== Directions for this task ==
Transcribe the data that follows precisely, omitting nothing.

******

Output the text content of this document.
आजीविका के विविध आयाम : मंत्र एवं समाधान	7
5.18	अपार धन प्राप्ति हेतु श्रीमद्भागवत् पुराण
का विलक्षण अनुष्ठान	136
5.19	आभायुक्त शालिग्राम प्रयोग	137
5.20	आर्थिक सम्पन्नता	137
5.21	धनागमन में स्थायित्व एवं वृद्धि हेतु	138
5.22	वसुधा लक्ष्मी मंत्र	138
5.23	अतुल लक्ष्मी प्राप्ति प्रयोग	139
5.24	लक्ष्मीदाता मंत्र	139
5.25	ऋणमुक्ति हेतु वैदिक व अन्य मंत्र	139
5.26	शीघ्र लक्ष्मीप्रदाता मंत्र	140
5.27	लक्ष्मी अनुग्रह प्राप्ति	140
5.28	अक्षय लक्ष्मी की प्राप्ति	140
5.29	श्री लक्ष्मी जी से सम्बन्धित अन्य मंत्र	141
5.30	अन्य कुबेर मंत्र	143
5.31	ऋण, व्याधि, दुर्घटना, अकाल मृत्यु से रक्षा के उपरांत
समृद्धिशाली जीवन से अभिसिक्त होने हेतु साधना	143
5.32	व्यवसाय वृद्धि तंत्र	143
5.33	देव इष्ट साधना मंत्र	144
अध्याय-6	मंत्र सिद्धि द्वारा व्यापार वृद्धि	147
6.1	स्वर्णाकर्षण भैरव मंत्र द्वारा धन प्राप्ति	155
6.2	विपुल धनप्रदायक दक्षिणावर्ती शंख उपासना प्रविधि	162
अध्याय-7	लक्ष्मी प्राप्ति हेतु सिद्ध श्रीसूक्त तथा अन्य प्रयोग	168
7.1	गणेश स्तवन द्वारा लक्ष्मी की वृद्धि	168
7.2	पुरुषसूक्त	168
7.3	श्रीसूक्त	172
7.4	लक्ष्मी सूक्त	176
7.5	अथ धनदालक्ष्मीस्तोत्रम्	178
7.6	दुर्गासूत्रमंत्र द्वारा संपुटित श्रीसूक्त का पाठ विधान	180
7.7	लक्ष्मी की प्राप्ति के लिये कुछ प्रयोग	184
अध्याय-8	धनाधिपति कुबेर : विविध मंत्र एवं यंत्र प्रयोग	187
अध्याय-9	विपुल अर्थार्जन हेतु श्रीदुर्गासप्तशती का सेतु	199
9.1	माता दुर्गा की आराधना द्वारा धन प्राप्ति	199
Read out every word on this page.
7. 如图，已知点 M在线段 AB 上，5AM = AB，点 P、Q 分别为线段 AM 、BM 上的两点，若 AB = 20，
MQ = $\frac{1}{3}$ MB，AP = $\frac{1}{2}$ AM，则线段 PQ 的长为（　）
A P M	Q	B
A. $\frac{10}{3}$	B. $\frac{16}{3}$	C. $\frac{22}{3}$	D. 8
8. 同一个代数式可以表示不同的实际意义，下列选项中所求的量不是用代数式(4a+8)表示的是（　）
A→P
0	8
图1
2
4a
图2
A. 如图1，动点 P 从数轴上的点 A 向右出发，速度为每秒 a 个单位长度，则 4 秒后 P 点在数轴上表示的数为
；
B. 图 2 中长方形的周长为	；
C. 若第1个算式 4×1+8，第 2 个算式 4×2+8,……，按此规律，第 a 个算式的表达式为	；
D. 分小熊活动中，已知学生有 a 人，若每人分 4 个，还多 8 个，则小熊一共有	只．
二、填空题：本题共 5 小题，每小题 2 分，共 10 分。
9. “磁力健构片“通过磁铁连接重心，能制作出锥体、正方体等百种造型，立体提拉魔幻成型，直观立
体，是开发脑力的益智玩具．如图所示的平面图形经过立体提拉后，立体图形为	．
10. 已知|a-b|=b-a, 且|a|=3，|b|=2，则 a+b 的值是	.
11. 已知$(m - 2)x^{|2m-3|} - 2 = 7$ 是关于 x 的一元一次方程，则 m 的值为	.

******

== Response to this task ==
Output the text content of this document.
आजीविका के विविध आयाम : मंत्र एवं समाधान	7
5.18	अपार धन प्राप्ति हेतु श्रीमद्भागवत् पुराण
का विलक्षण अनुष्ठान	136
5.19	आभायुक्त शालिग्राम प्रयोग	137
5.20	आर्थिक सम्पन्नता	137
5.21	धनागमन में स्थायित्व एवं वृद्धि हेतु	138
5.22	वसुधा लक्ष्मी मंत्र	138
5.23	अतुल लक्ष्मी प्राप्ति प्रयोग	139
5.24	लक्ष्मीदाता मंत्र	139
5.25	ऋणमुक्ति हेतु वैदिक व अन्य मंत्र	139
5.26	शीघ्र लक्ष्मीप्रदाता मंत्र	140
5.27	लक्ष्मी अनुग्रह प्राप्ति	140
5.28	अक्षय लक्ष्मी की प्राप्ति	140
5.29	श्री लक्ष्मी जी से सम्बन्धित अन्य मंत्र	141
5.30	अन्य कुबेर मंत्र	143
5.31	ऋण, व्याधि, दुर्घटना, अकाल मृत्यु से रक्षा के उपरांत
समृद्धिशाली जीवन से अभिसिक्त होने हेतु साधना	143
5.32	व्यवसाय वृद्धि तंत्र	143
5.33	देव इष्ट साधना मंत्र	144
अध्याय-6	मंत्र सिद्धि द्वारा व्यापार वृद्धि	147
6.1	स्वर्णाकर्षण भैरव मंत्र द्वारा धन प्राप्ति	155
6.2	विपुल धनप्रदायक दक्षिणावर्ती शंख उपासना प्रविधि	162
अध्याय-7	लक्ष्मी प्राप्ति हेतु सिद्ध श्रीसूक्त तथा अन्य प्रयोग	168
7.1	गणेश स्तवन द्वारा लक्ष्मी की वृद्धि	168
7.2	पुरुषसूक्त	168
7.3	श्रीसूक्त	172
7.4	लक्ष्मी सूक्त	176
7.5	अथ धनदालक्ष्मीस्तोत्रम्	178
7.6	दुर्गासूत्रमंत्र द्वारा संपुटित श्रीसूक्त का पाठ विधान	180
7.7	लक्ष्मी की प्राप्ति के लिये कुछ प्रयोग	184
अध्याय-8	धनाधिपति कुबेर : विविध मंत्र एवं यंत्र प्रयोग	187
अध्याय-9	विपुल अर्थार्जन हेतु श्रीदुर्गासप्तशती का सेतु	199
9.1	माता दुर्गा की आराधना द्वारा धन प्राप्ति	199
Read out every word on this page.
7. 如图，已知点 M在线段 AB 上，5AM = AB，点 P、Q 分别为线段 AM 、BM 上的两点，若 AB = 20，
MQ = $\frac{1}{3}$ MB，AP = $\frac{1}{2}$ AM，则线段 PQ 的长为（　）
A P M	Q	B
A. $\frac{10}{3}$	B. $\frac{16}{3}$	C. $\frac{22}{3}$	D. 8
8. 同一个代数式可以表示不同的实际意义，下列选项中所求的量不是用代数式(4a+8)表示的是（　）
A→P
0	8
图1
2
4a
图2
A. 如图1，动点 P 从数轴上的点 A 向右出发，速度为每秒 a 个单位长度，则 4 秒后 P 点在数轴上表示的数为
；
B. 图 2 中长方形的周长为	；
C. 若第1个算式 4×1+8，第 2 个算式 4×2+8,……，按此规律，第 a 个算式的表达式为	；
D. 分小熊活动中，已知学生有 a 人，若每人分 4 个，还多 8 个，则小熊一共有	只．
二、填空题：本题共 5 小题，每小题 2 分，共 10 分。
9. “磁力健构片“通过磁铁连接重心，能制作出锥体、正方体等百种造型，立体提拉魔幻成型，直观立
体，是开发脑力的益智玩具．如图所示的平面图形经过立体提拉后，立体图形为	．
10. 已知|a-b|=b-a, 且|a|=3，|b|=2，则 a+b 的值是	.
11. 已知$(m - 2)x^{|2m-3|} - 2 = 7$ 是关于 x 的一元一次方程，则 m 的值为	.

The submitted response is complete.